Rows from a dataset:
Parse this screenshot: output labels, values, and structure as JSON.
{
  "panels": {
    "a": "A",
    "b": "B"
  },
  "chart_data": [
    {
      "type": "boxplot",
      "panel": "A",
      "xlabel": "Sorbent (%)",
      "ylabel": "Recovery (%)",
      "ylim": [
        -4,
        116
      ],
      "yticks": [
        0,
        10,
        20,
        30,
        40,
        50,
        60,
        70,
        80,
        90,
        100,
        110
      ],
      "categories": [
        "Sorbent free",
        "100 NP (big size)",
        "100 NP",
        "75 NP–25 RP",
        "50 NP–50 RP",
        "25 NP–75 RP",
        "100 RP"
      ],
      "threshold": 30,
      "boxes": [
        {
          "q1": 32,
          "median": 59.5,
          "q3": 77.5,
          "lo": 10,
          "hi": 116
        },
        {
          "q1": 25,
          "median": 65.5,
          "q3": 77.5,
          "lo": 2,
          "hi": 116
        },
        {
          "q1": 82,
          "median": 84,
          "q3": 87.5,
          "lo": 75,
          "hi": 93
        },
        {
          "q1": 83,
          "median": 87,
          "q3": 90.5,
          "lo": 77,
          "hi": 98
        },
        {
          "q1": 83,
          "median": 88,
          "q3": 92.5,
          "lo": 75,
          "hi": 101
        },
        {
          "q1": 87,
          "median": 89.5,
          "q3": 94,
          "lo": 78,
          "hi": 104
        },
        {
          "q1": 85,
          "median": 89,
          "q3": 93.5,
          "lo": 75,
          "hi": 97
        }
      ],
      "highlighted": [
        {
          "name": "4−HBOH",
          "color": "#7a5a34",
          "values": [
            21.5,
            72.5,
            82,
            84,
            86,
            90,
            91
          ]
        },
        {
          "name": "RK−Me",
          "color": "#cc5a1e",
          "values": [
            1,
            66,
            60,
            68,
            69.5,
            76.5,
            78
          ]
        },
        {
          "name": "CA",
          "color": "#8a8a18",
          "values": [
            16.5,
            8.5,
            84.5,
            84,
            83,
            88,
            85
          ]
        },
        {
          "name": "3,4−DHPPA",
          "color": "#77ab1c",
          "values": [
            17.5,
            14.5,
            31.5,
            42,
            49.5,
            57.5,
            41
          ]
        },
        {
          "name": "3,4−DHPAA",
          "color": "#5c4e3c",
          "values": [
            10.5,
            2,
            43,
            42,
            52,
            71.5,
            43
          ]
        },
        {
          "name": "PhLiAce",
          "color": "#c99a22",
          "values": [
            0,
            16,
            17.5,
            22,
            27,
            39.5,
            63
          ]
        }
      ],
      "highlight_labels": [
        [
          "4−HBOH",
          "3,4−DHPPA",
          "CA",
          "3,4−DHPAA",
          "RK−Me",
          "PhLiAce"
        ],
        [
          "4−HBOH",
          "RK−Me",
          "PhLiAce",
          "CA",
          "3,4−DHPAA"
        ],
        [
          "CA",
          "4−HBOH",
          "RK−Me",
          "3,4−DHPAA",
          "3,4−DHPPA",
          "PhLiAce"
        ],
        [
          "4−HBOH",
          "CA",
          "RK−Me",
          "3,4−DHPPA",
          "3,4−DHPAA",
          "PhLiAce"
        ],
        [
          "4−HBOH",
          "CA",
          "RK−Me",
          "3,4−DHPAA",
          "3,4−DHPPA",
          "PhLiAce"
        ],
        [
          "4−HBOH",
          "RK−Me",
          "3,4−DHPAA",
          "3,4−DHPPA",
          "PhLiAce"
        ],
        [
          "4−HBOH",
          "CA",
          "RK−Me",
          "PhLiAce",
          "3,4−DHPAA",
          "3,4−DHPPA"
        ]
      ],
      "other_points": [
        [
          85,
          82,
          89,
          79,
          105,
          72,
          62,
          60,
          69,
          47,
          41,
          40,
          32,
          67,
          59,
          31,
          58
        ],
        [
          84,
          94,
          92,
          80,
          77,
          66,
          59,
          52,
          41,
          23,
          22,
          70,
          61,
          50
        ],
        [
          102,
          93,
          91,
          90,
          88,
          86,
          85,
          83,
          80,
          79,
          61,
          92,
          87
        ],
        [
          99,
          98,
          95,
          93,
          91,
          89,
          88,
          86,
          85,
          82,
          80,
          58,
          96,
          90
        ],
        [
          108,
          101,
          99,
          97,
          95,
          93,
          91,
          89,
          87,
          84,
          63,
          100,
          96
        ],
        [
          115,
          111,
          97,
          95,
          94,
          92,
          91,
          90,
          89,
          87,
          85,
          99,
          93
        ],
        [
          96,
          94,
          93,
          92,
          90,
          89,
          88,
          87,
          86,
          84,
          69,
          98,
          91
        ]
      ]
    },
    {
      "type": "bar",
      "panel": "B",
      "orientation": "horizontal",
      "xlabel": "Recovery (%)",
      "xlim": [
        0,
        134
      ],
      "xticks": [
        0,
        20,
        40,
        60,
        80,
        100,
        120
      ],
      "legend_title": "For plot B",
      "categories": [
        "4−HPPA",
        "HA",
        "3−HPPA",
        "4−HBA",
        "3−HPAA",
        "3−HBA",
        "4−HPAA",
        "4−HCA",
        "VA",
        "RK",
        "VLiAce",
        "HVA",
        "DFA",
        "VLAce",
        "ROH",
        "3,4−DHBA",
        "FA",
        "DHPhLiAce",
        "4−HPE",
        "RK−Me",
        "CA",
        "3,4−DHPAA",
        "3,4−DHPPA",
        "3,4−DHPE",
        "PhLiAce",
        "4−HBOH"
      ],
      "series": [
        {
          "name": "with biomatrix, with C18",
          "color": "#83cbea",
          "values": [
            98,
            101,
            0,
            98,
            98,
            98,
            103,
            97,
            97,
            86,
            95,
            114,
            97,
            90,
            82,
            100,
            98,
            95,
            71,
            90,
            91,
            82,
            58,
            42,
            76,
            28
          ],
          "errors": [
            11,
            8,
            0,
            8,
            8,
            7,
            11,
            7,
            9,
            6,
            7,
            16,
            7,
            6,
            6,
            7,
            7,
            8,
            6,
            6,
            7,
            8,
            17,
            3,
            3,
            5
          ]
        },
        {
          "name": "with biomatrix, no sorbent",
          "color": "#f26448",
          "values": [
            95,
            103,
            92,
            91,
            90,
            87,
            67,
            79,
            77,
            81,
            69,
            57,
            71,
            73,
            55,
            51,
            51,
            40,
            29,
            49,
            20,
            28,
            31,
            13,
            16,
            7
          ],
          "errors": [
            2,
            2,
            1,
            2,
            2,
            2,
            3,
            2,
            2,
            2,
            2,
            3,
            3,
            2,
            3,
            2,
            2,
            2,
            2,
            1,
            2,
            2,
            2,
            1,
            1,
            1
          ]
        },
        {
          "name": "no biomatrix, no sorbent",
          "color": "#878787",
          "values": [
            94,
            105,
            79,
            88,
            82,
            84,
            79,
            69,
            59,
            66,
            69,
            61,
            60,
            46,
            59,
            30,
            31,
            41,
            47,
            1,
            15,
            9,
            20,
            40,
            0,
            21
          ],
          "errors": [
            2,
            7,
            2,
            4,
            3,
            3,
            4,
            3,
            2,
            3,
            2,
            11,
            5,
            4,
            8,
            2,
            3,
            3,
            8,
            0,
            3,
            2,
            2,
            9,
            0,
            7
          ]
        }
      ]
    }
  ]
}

**What you are asked to do**
In how many lines of the data does the string "color" appear? Give only the number.

**Written solution**
9